I want to begin with a simple observation. The questions I explain in clinic today are not the same ones I was asked five years ago.
This article is a reflection of that change. Here we go.
For a long time, endometrial cancer was seen as a relatively straightforward disease. Stage, grade, depth of myometrial invasion, and LVSI largely dictated adjuvant treatment decisions. Radiation helped with local control. Chemotherapy helped with distant control. Overall survival rarely moved.
That framework served us well, but it also left us uncomfortable.
We all remember patients who recurred despite “low-risk” features, and others who did remarkably well despite aggressive histology. Biology was clearly playing a bigger role than our traditional labels allowed.
Molecular oncology has changed that conversation.
From histology to biology
Endometrial cancer is no longer a single disease with varying grades of severity. It is a group of biologically distinct entities that behave very differently, even when stage and grade look identical.
The now-familiar molecular subgroups have helped explain what we were already sensing clinically:
- Tumours with POLE mutations behave indolently, often regardless of grade.
- Mismatch repair deficient tumors sit in the middle, with variable outcomes and therapeutic implications beyond radiation.
- p53 abnormal tumors consistently show aggressive behavior and higher recurrence risk.
- The NSMP group remains heterogeneous and still demands careful clinicopathological judgment.
This classification does not replace histology. It refines it.
Why this matters in daily practice
Radiation therapy in endometrial cancer has always been about balance. It improves loco-regional control, but it does not improve overall survival. That reality forces us to ask an uncomfortable question every time we recommend adjuvant treatment.
Are we helping this patient, or are we simply treating risk factors? Molecular profiling helps answer that question with greater precision.
It allows us to identify patients who are unlikely to benefit from adjuvant radiation and those who may actually need escalation rather than de-escalation. Importantly, it shifts the goal from treating groups to treating biology.
Lessons from recent data
Recent prospective data have shown that a substantial proportion of women with early stage, high-intermediate risk disease can safely avoid adjuvant radiation when their molecular profile is favorable, without compromising meaningful oncologic outcomes.
Equally important is the opposite finding.
Patients with unfavorable molecular features appear to benefit from treatment intensification, particularly in terms of locoregional control. This reinforces something radiation oncologists have long suspected. Some tumors are aggressive from the start, even when they look deceptively early.
What is striking is not just the safety of de-escalation, but the confidence with which it can now be offered.
What this means for multidisciplinary care
For surgeons, this means surgical staging alone is no longer the final word on prognosis.

• _Entries supplied_:

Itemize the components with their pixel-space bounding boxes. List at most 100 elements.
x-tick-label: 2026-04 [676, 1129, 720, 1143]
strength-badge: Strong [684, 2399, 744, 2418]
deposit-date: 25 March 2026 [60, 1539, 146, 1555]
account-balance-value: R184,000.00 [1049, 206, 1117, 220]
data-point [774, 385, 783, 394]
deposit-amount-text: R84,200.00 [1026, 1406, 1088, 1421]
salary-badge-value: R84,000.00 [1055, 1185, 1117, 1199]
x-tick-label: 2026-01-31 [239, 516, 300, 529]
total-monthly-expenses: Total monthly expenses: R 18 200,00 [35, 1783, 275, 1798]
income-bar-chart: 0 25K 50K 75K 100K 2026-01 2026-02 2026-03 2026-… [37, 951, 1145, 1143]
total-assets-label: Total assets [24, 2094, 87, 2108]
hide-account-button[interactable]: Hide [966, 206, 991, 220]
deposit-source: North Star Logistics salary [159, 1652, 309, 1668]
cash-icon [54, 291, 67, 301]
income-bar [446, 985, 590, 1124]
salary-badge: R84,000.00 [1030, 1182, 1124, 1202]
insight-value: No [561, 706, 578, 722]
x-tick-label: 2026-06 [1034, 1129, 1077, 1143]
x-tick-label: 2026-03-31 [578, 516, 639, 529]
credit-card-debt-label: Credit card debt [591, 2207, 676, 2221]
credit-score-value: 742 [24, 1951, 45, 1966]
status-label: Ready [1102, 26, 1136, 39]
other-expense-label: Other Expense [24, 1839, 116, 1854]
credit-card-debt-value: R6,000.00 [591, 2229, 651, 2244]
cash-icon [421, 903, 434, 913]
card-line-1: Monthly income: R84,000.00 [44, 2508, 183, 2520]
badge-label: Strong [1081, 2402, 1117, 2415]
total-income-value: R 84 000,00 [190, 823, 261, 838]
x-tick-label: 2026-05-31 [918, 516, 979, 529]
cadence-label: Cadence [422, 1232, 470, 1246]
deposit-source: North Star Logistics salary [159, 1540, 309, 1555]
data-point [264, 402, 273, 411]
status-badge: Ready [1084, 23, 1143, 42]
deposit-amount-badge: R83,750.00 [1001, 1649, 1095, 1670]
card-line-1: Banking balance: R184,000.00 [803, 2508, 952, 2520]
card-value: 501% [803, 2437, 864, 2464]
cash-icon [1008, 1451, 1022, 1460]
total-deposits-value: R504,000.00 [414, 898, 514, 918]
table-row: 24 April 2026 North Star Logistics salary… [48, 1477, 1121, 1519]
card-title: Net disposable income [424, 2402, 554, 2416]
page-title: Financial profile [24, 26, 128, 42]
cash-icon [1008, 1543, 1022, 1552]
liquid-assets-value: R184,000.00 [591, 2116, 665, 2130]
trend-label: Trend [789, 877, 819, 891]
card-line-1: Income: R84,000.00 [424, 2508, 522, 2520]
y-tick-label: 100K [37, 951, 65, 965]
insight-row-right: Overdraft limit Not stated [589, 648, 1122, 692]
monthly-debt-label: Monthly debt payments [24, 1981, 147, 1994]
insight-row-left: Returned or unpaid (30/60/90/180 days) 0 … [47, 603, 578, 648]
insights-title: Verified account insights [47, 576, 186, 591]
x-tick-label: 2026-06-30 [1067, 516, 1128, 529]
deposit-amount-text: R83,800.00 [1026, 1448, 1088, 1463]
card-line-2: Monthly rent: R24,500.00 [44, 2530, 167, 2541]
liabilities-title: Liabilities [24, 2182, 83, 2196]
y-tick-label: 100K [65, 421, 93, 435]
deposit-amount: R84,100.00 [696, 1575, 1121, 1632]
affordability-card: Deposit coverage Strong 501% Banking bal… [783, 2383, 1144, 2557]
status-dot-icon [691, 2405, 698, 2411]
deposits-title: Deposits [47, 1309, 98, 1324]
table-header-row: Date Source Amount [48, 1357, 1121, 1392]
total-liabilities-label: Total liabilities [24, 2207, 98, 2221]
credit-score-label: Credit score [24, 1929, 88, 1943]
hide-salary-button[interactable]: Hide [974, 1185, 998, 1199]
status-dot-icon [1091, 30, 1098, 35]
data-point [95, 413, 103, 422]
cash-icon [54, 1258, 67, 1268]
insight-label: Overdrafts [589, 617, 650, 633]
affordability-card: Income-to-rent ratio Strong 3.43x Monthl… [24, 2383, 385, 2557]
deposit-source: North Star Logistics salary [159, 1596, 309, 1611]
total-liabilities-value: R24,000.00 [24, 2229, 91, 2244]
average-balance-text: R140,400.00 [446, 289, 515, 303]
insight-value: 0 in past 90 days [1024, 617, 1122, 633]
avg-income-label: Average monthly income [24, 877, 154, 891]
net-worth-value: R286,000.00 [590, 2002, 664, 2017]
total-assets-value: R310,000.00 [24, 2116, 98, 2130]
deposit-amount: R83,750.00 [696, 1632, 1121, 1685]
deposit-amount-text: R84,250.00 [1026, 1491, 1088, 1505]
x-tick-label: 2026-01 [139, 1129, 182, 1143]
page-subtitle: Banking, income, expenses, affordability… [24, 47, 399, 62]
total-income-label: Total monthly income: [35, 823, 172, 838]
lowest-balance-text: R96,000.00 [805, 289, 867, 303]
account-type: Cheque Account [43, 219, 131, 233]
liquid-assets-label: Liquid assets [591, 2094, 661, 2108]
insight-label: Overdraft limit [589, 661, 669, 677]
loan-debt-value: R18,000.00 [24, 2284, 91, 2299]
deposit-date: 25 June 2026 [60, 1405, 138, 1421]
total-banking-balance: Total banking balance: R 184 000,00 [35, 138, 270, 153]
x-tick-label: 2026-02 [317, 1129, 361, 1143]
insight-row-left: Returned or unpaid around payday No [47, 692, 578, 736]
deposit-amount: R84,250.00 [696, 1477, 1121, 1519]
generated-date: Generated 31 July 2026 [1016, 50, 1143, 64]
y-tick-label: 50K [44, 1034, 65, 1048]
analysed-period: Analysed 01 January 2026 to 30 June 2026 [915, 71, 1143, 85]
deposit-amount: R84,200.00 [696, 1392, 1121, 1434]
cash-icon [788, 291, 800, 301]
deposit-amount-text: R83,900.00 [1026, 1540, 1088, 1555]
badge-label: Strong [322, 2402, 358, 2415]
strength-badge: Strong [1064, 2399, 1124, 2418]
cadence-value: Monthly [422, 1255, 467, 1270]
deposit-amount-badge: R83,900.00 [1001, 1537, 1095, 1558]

• _To do_:
Answer these three questions from the endometrial cancer text:
1. Which tumors behave indolently, often regardless of grade?
2. What does radiation therapy in endometrial cancer not improve?
3. For surgeons, what is no longer the final word on prognosis?
Base your answers only on the endometrial cancer text.

• _Finished exercise_:
1. Tumors with POLE mutations.
2. Overall survival.
3. Surgical staging alone.